■ Your objective
Reproduce the listing below, substituting "marker" for every "data-point" and changing nothing else. Leave out the picture.

■ Supplied data
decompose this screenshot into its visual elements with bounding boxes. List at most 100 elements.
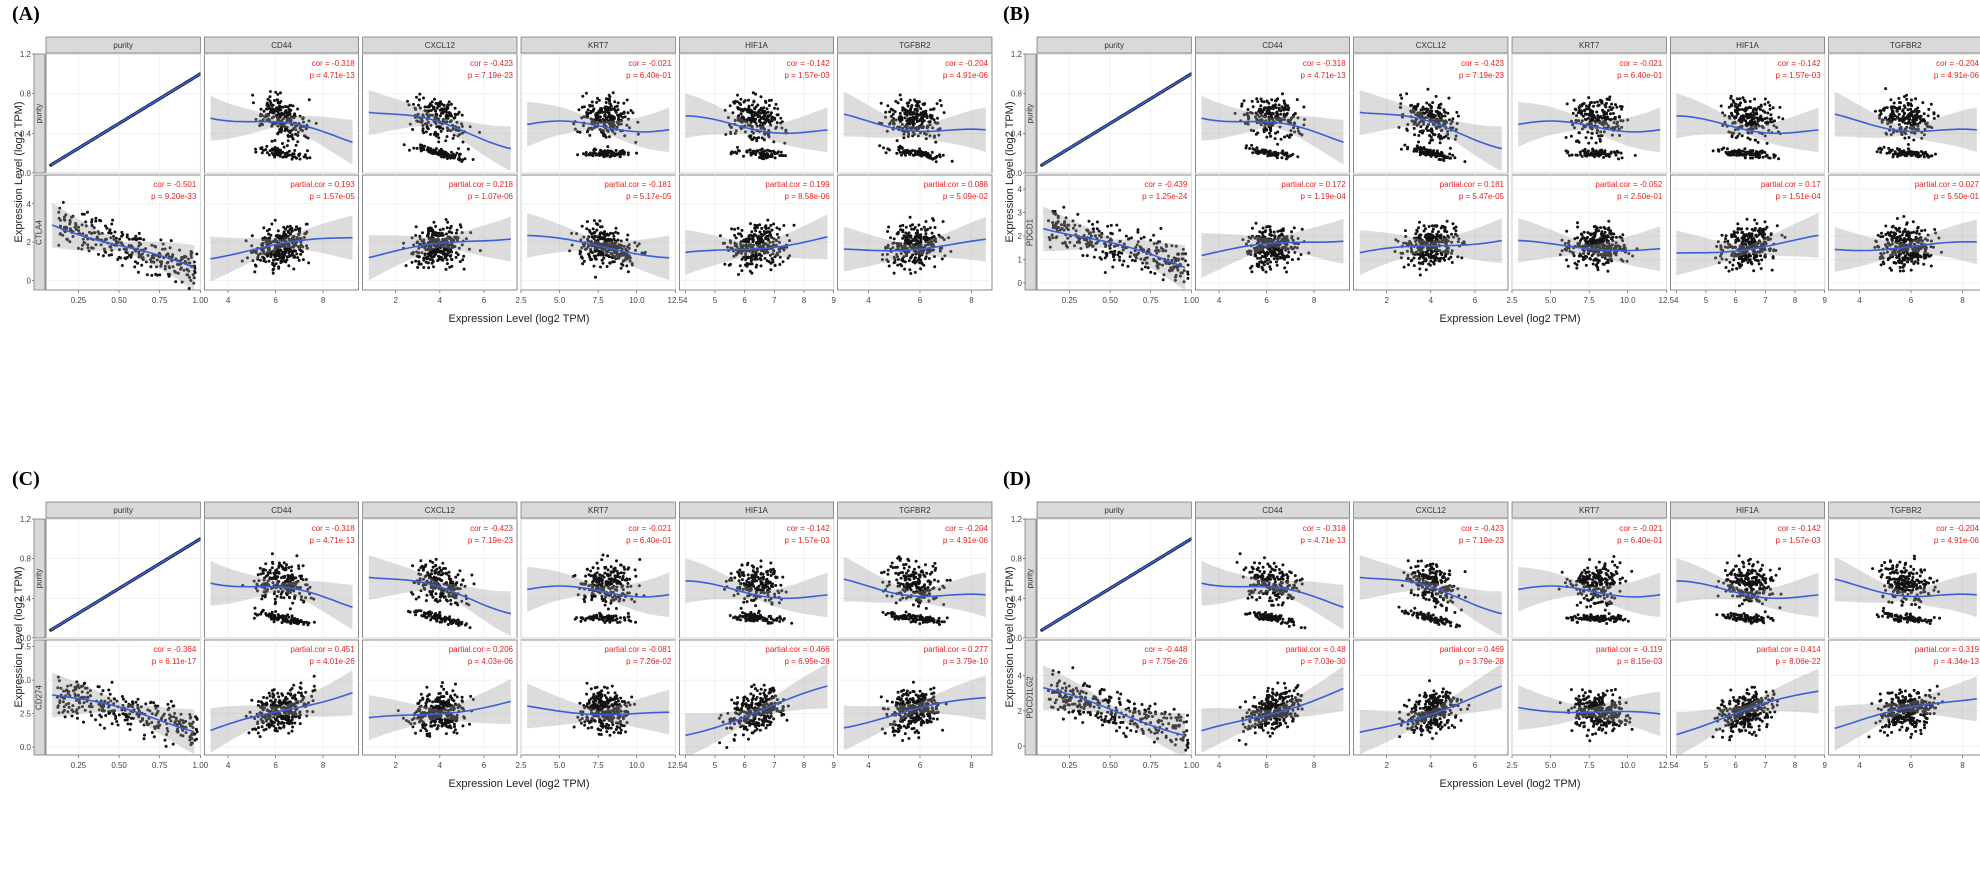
data-point xyxy=(447,100,451,104)
data-point xyxy=(1429,127,1433,131)
data-point xyxy=(130,251,134,255)
data-point xyxy=(1261,226,1265,230)
data-point xyxy=(1066,236,1070,240)
data-point xyxy=(161,242,165,246)
data-point xyxy=(176,271,180,275)
column-strip xyxy=(1036,36,1192,54)
data-point xyxy=(442,109,446,113)
data-point xyxy=(769,149,773,153)
data-point xyxy=(280,124,284,128)
data-point xyxy=(127,237,131,241)
data-point xyxy=(188,261,192,265)
data-point xyxy=(1264,229,1268,233)
y-tick-label: 2 xyxy=(1018,232,1023,241)
data-point xyxy=(911,125,914,129)
data-point xyxy=(626,111,630,115)
data-point xyxy=(1128,255,1132,259)
data-point xyxy=(240,259,244,263)
data-point xyxy=(187,287,191,290)
data-point xyxy=(286,113,290,117)
data-point xyxy=(453,245,457,249)
scatter-points xyxy=(1043,205,1190,290)
data-point xyxy=(1103,256,1107,260)
data-point xyxy=(915,107,919,111)
data-point xyxy=(460,124,464,128)
data-point xyxy=(445,258,449,262)
data-point xyxy=(615,125,619,129)
data-point xyxy=(759,111,763,115)
data-point xyxy=(273,139,277,142)
data-point xyxy=(767,129,771,132)
data-point xyxy=(627,126,631,130)
fit-line xyxy=(368,111,511,150)
data-point xyxy=(921,251,924,255)
data-point xyxy=(302,236,306,239)
data-point xyxy=(303,154,307,158)
data-point xyxy=(613,132,617,136)
data-point xyxy=(736,107,740,111)
data-point xyxy=(911,223,914,227)
data-point xyxy=(777,236,781,240)
data-point xyxy=(899,228,903,232)
data-point xyxy=(305,244,308,248)
data-point xyxy=(634,248,637,252)
column-strip-label: HIF1A xyxy=(745,41,768,50)
data-point xyxy=(911,149,914,152)
data-point xyxy=(612,237,616,241)
data-point xyxy=(449,102,453,106)
data-point xyxy=(307,261,311,265)
data-point xyxy=(916,250,920,254)
data-point xyxy=(919,258,923,262)
data-point xyxy=(927,257,931,260)
data-point xyxy=(280,122,284,126)
data-point xyxy=(301,258,305,262)
data-point xyxy=(878,144,882,148)
data-point xyxy=(149,258,152,262)
data-point xyxy=(609,231,612,235)
data-point xyxy=(254,264,258,268)
row-strip-label: CTLA4 xyxy=(35,220,44,245)
data-point xyxy=(769,111,773,115)
data-point xyxy=(614,230,618,234)
data-point xyxy=(746,237,750,241)
data-point xyxy=(1265,135,1269,139)
data-point xyxy=(1250,143,1254,147)
data-point xyxy=(61,233,65,237)
data-point xyxy=(1118,255,1122,259)
data-point xyxy=(299,128,303,132)
data-point xyxy=(288,117,291,121)
data-point xyxy=(902,246,906,250)
data-point xyxy=(1136,230,1140,234)
data-point xyxy=(755,139,759,143)
data-point xyxy=(767,230,771,234)
data-point xyxy=(898,118,901,121)
data-point xyxy=(586,108,590,112)
data-point xyxy=(581,262,585,266)
stat-p: p = 1.57e-03 xyxy=(785,71,831,80)
data-point xyxy=(767,133,770,136)
data-point xyxy=(581,94,585,98)
data-point xyxy=(726,245,729,249)
data-point xyxy=(417,255,421,259)
data-point xyxy=(619,246,622,250)
data-point xyxy=(1279,137,1283,141)
data-point xyxy=(305,149,309,153)
data-point xyxy=(927,120,931,124)
data-point xyxy=(122,247,126,251)
data-point xyxy=(107,231,111,235)
data-point xyxy=(435,238,439,241)
data-point xyxy=(1142,235,1146,239)
data-point xyxy=(611,260,614,264)
data-point xyxy=(272,264,276,268)
y-tick-label: 0.8 xyxy=(20,90,32,99)
data-point xyxy=(1272,152,1276,156)
data-point xyxy=(908,241,912,245)
data-point xyxy=(110,248,114,252)
data-point xyxy=(937,133,941,137)
data-point xyxy=(627,243,631,247)
y-tick-label: 0.4 xyxy=(1011,129,1023,138)
data-point xyxy=(935,121,939,125)
data-point xyxy=(634,140,638,144)
data-point xyxy=(195,252,199,256)
data-point xyxy=(607,135,611,139)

■ Solution for this problem
decompose this screenshot into its visual elements with bounding boxes. List at most 100 elements.
marker xyxy=(447,100,451,104)
marker xyxy=(1429,127,1433,131)
marker xyxy=(130,251,134,255)
marker xyxy=(1261,226,1265,230)
marker xyxy=(1066,236,1070,240)
marker xyxy=(161,242,165,246)
marker xyxy=(176,271,180,275)
column-strip xyxy=(1036,36,1192,54)
marker xyxy=(442,109,446,113)
marker xyxy=(769,149,773,153)
marker xyxy=(280,124,284,128)
marker xyxy=(127,237,131,241)
marker xyxy=(188,261,192,265)
marker xyxy=(1264,229,1268,233)
y-tick-label: 2 xyxy=(1018,232,1023,241)
marker xyxy=(911,125,914,129)
marker xyxy=(626,111,630,115)
marker xyxy=(1128,255,1132,259)
marker xyxy=(240,259,244,263)
marker xyxy=(187,287,191,290)
marker xyxy=(286,113,290,117)
marker xyxy=(453,245,457,249)
scatter-points xyxy=(1043,205,1190,290)
marker xyxy=(1103,256,1107,260)
marker xyxy=(915,107,919,111)
marker xyxy=(460,124,464,128)
marker xyxy=(445,258,449,262)
marker xyxy=(615,125,619,129)
marker xyxy=(759,111,763,115)
marker xyxy=(273,139,277,142)
marker xyxy=(767,129,771,132)
marker xyxy=(627,126,631,130)
fit-line xyxy=(368,111,511,150)
marker xyxy=(921,251,924,255)
marker xyxy=(302,236,306,239)
marker xyxy=(303,154,307,158)
marker xyxy=(613,132,617,136)
marker xyxy=(736,107,740,111)
marker xyxy=(911,223,914,227)
marker xyxy=(777,236,781,240)
marker xyxy=(899,228,903,232)
marker xyxy=(305,244,308,248)
marker xyxy=(634,248,637,252)
column-strip-label: HIF1A xyxy=(745,41,768,50)
marker xyxy=(911,149,914,152)
marker xyxy=(612,237,616,241)
marker xyxy=(449,102,453,106)
marker xyxy=(307,261,311,265)
marker xyxy=(916,250,920,254)
marker xyxy=(919,258,923,262)
marker xyxy=(927,257,931,260)
marker xyxy=(280,122,284,126)
marker xyxy=(301,258,305,262)
marker xyxy=(878,144,882,148)
marker xyxy=(149,258,152,262)
marker xyxy=(609,231,612,235)
marker xyxy=(254,264,258,268)
row-strip-label: CTLA4 xyxy=(35,220,44,245)
marker xyxy=(769,111,773,115)
marker xyxy=(614,230,618,234)
marker xyxy=(746,237,750,241)
marker xyxy=(1265,135,1269,139)
marker xyxy=(1250,143,1254,147)
marker xyxy=(61,233,65,237)
marker xyxy=(1118,255,1122,259)
marker xyxy=(299,128,303,132)
marker xyxy=(288,117,291,121)
marker xyxy=(902,246,906,250)
marker xyxy=(1136,230,1140,234)
marker xyxy=(755,139,759,143)
marker xyxy=(767,230,771,234)
marker xyxy=(898,118,901,121)
marker xyxy=(586,108,590,112)
marker xyxy=(581,262,585,266)
stat-p: p = 1.57e-03 xyxy=(785,71,831,80)
marker xyxy=(767,133,770,136)
marker xyxy=(581,94,585,98)
marker xyxy=(726,245,729,249)
marker xyxy=(417,255,421,259)
marker xyxy=(619,246,622,250)
marker xyxy=(1279,137,1283,141)
marker xyxy=(305,149,309,153)
marker xyxy=(927,120,931,124)
marker xyxy=(122,247,126,251)
marker xyxy=(107,231,111,235)
marker xyxy=(435,238,439,241)
marker xyxy=(1142,235,1146,239)
marker xyxy=(611,260,614,264)
marker xyxy=(272,264,276,268)
y-tick-label: 0.8 xyxy=(20,90,32,99)
marker xyxy=(1272,152,1276,156)
marker xyxy=(908,241,912,245)
marker xyxy=(110,248,114,252)
marker xyxy=(937,133,941,137)
marker xyxy=(627,243,631,247)
y-tick-label: 0.4 xyxy=(1011,129,1023,138)
marker xyxy=(935,121,939,125)
marker xyxy=(634,140,638,144)
marker xyxy=(195,252,199,256)
marker xyxy=(607,135,611,139)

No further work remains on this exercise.